• **Exercise prompt**: Show every line of the records below that contains the word "Stop".

• **Available records**:
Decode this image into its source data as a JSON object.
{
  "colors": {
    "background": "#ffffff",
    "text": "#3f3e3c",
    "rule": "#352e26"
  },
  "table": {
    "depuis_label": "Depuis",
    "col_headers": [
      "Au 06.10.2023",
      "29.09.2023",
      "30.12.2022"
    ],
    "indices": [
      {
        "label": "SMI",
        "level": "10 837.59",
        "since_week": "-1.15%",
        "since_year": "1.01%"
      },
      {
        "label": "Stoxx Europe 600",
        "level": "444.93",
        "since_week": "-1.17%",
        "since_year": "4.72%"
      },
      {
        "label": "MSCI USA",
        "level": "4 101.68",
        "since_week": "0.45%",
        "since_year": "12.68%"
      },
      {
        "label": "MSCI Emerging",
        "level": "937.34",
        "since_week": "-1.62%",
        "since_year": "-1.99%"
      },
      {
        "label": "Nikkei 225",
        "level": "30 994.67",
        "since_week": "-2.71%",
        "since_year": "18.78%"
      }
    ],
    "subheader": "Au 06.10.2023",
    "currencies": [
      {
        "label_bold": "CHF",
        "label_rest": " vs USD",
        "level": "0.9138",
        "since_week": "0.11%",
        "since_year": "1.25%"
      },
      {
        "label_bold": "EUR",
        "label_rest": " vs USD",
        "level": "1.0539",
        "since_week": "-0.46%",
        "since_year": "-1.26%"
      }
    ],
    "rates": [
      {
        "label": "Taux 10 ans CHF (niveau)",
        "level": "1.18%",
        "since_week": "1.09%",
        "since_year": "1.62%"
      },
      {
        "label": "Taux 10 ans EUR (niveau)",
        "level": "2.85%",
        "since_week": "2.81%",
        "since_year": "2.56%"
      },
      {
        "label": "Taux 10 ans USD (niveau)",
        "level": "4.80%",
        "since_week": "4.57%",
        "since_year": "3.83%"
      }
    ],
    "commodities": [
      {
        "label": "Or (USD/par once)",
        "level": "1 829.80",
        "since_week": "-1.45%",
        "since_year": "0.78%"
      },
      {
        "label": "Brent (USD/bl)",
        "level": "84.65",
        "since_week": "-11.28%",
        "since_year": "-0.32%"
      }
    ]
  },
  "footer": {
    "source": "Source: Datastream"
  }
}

==

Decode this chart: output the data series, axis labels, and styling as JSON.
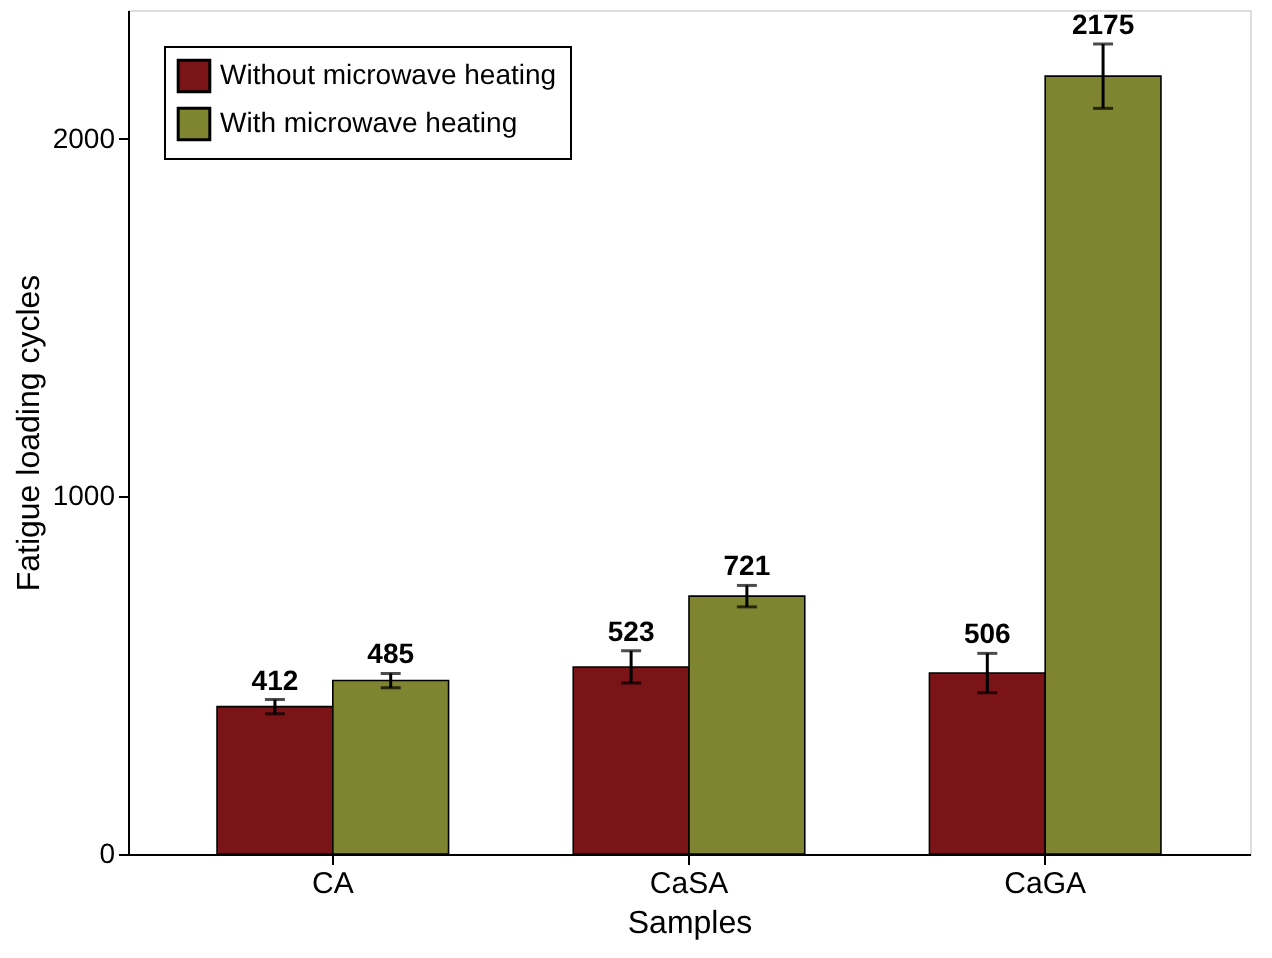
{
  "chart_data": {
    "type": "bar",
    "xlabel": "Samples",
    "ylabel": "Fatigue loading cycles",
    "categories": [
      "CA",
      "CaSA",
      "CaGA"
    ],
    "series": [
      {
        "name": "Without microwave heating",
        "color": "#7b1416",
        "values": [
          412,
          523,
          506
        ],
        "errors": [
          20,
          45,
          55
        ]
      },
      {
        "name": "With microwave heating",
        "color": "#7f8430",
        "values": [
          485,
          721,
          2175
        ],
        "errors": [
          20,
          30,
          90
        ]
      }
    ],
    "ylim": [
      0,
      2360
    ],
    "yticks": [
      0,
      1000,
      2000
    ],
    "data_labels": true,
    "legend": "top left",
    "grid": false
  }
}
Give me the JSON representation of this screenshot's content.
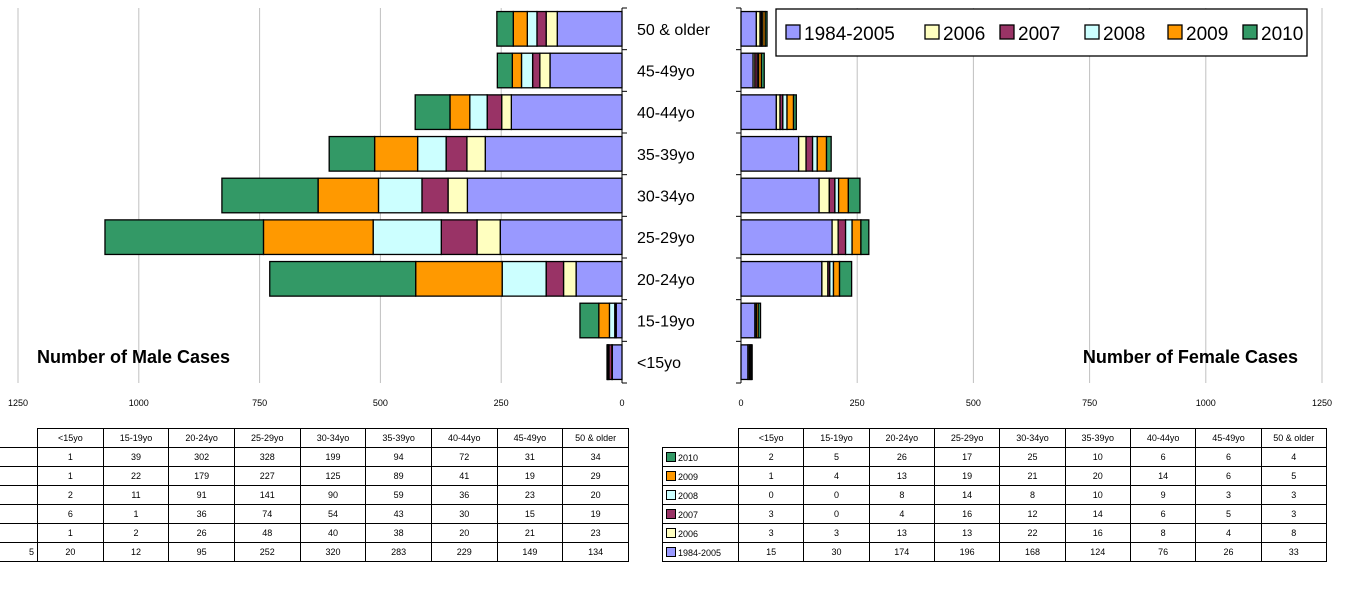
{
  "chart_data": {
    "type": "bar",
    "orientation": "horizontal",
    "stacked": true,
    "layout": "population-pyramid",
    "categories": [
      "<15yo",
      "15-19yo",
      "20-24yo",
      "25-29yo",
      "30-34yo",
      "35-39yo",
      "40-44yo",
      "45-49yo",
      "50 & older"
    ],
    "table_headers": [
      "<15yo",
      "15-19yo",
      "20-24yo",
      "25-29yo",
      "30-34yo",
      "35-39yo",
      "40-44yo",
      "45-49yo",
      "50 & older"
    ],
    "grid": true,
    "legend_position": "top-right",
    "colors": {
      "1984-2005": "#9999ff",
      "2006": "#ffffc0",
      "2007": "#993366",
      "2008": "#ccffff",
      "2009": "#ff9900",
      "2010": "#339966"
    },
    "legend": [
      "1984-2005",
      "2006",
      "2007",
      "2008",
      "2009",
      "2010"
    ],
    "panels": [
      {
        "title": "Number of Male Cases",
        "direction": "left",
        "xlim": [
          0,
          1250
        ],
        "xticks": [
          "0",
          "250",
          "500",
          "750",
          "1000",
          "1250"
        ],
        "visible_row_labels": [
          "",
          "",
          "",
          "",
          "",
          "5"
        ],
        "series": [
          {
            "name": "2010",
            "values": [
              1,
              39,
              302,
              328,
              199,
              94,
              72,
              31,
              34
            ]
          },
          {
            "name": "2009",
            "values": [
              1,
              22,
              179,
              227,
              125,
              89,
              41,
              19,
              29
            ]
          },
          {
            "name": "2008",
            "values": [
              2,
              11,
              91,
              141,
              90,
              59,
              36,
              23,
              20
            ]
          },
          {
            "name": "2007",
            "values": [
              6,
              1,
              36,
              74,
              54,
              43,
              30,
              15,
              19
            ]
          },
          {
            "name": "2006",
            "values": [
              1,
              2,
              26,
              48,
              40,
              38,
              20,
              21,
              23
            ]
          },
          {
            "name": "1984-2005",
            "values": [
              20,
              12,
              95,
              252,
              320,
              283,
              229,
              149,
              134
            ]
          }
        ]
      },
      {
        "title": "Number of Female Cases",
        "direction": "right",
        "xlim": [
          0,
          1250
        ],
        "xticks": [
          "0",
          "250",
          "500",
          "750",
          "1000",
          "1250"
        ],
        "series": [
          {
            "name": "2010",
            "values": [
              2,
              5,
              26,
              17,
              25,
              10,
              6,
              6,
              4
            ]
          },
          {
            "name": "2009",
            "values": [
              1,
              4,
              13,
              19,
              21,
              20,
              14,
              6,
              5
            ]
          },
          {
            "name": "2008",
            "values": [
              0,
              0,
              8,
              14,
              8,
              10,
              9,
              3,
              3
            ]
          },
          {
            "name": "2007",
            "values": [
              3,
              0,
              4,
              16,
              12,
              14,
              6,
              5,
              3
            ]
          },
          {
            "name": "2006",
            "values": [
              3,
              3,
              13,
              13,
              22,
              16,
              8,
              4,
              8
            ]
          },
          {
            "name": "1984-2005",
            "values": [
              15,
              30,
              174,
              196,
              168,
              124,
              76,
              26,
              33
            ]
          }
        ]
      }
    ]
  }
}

* * *

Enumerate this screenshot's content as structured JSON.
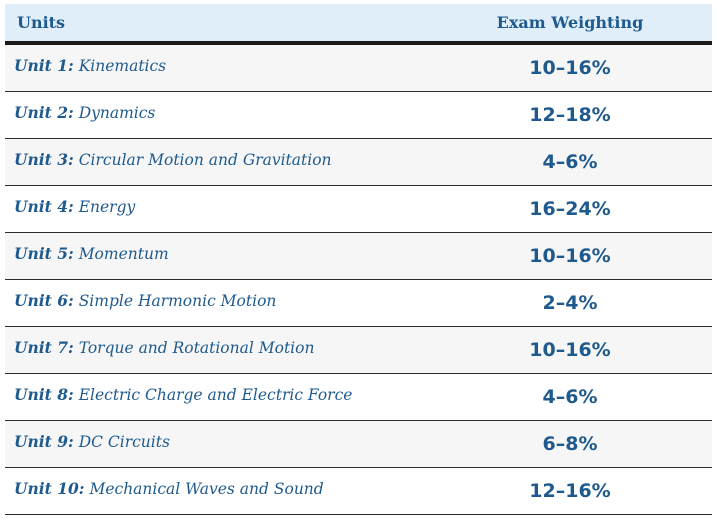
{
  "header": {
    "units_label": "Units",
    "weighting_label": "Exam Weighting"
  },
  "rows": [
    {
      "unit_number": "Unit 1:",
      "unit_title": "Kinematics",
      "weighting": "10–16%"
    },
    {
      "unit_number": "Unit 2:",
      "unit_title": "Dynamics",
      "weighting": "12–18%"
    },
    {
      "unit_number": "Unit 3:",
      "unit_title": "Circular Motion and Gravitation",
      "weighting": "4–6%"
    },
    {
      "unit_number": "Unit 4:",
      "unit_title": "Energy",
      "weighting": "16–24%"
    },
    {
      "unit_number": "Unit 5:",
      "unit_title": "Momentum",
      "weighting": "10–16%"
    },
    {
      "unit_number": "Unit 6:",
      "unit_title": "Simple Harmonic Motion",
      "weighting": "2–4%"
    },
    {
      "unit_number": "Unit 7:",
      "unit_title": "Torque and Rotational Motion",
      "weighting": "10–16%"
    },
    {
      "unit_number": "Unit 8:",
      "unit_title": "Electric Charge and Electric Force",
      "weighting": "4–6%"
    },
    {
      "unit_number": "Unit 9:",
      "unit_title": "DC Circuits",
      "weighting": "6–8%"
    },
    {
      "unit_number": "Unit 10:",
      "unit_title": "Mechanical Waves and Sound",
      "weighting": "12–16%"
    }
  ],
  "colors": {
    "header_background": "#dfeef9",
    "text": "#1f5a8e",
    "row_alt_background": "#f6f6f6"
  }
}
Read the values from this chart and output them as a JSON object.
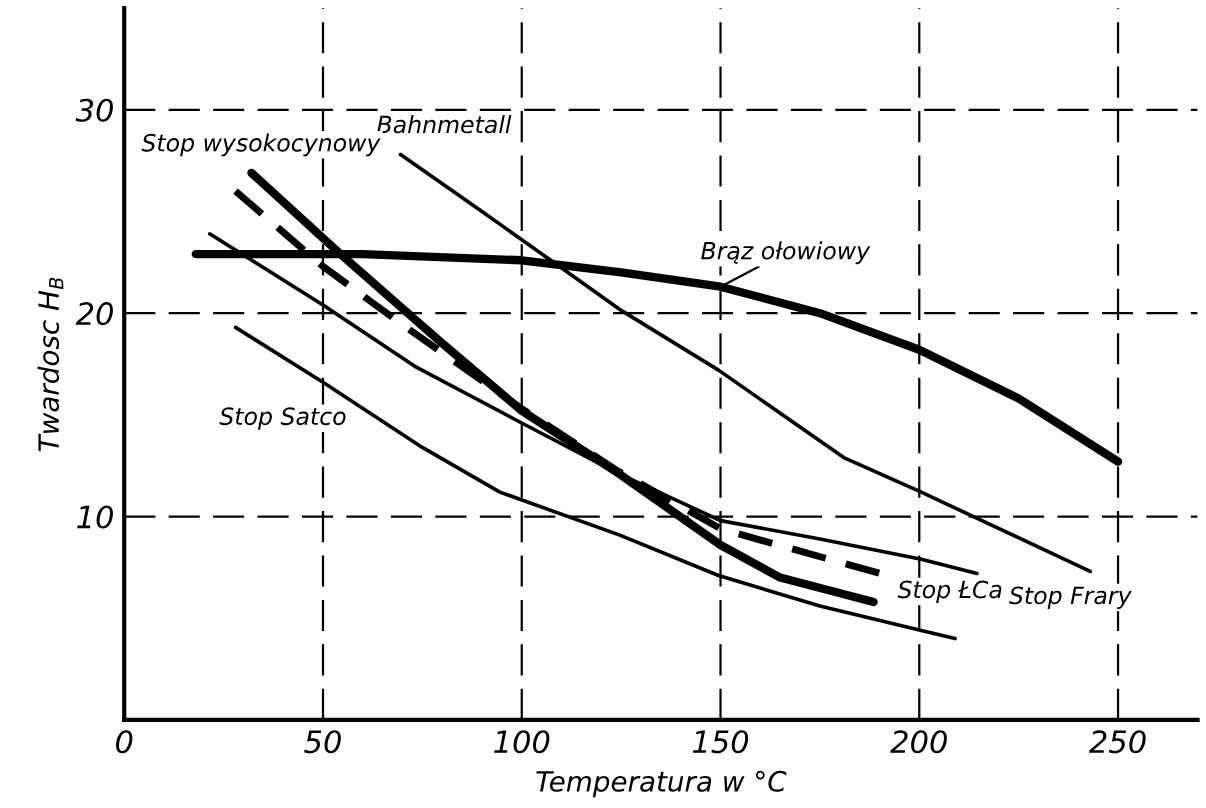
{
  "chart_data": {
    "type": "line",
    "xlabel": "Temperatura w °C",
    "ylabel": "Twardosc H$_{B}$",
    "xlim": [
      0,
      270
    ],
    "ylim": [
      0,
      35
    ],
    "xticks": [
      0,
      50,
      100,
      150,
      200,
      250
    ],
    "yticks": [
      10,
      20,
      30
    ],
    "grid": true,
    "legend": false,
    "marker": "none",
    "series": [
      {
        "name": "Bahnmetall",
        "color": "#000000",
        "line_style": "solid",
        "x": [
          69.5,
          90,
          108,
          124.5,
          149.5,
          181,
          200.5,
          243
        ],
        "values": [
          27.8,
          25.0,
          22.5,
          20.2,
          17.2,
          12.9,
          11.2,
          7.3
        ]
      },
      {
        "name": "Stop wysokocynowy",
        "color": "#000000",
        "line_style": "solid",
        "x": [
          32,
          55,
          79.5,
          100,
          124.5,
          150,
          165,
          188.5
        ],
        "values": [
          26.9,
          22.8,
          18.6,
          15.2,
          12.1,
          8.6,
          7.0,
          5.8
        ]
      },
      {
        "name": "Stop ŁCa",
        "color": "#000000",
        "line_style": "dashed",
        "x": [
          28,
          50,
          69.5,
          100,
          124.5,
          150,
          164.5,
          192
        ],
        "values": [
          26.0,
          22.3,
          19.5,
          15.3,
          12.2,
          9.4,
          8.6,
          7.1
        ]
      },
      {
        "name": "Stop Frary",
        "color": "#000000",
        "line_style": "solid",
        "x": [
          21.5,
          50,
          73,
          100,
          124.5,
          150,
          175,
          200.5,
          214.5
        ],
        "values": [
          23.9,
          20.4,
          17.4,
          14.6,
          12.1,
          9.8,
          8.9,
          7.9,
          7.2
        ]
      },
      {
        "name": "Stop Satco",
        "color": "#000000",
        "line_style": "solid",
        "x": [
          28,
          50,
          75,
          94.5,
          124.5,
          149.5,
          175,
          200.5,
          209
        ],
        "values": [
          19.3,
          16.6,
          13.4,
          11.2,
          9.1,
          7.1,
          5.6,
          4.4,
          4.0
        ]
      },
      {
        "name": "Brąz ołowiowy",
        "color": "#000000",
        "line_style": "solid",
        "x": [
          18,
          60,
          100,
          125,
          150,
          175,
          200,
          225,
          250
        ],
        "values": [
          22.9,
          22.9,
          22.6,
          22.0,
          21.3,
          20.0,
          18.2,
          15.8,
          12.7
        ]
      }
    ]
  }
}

• **Complete output**:
        "name": "Stop wysokocynowy",
        "name": "Stop ŁCa",
        "name": "Stop Frary",
        "name": "Stop Satco",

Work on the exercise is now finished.